• Rows from a dataset
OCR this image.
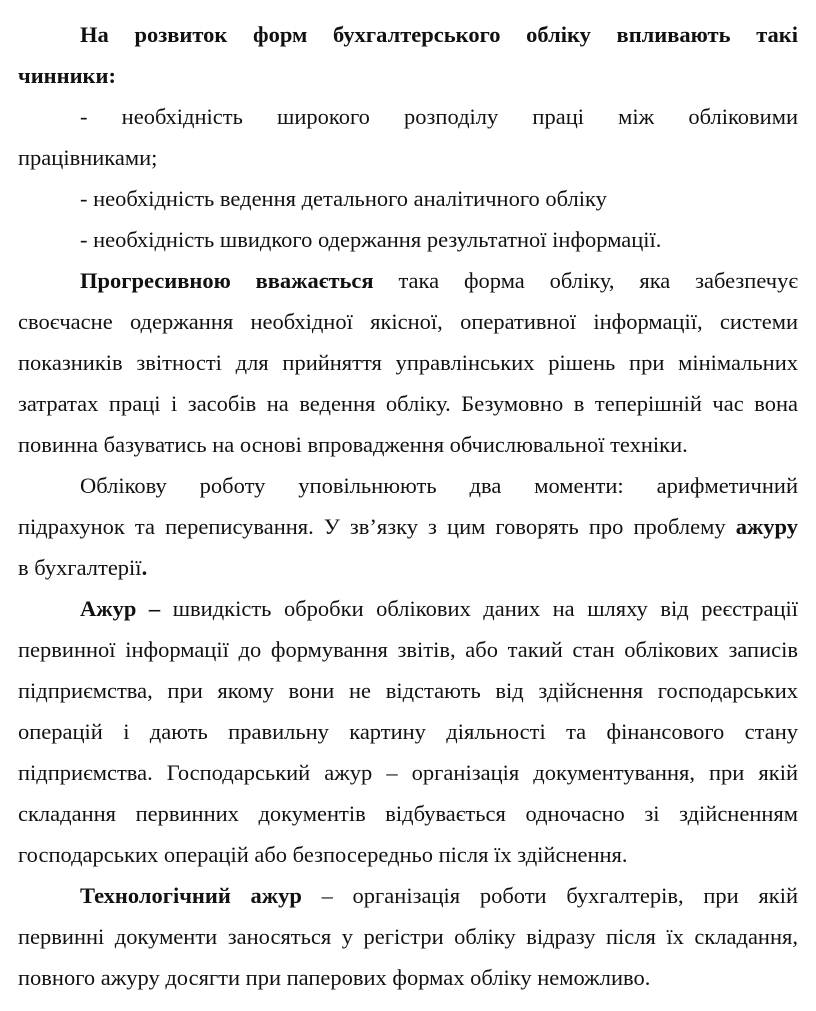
На розвиток форм бухгалтерського обліку впливають такі
чинники:
- необхідність широкого розподілу праці між обліковими
працівниками;
- необхідність ведення детального аналітичного обліку
- необхідність швидкого одержання результатної інформації.
Прогресивною вважається така форма обліку, яка забезпечує
своєчасне одержання необхідної якісної, оперативної інформації, системи
показників звітності для прийняття управлінських рішень при мінімальних
затратах праці і засобів на ведення обліку. Безумовно в теперішній час вона
повинна базуватись на основі впровадження обчислювальної техніки.
Облікову роботу уповільнюють два моменти: арифметичний
підрахунок та переписування. У зв’язку з цим говорять про проблему ажуру
в бухгалтерії.
Ажур – швидкість обробки облікових даних на шляху від реєстрації
первинної інформації до формування звітів, або такий стан облікових записів
підприємства, при якому вони не відстають від здійснення господарських
операцій і дають правильну картину діяльності та фінансового стану
підприємства. Господарський ажур – організація документування, при якій
складання первинних документів відбувається одночасно зі здійсненням
господарських операцій або безпосередньо після їх здійснення.
Технологічний ажур – організація роботи бухгалтерів, при якій
первинні документи заносяться у регістри обліку відразу після їх складання,
повного ажуру досягти при паперових формах обліку неможливо.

• Task prompt
Your answer should be a single number: the count of lines that contain "підприємства".

• The solution
2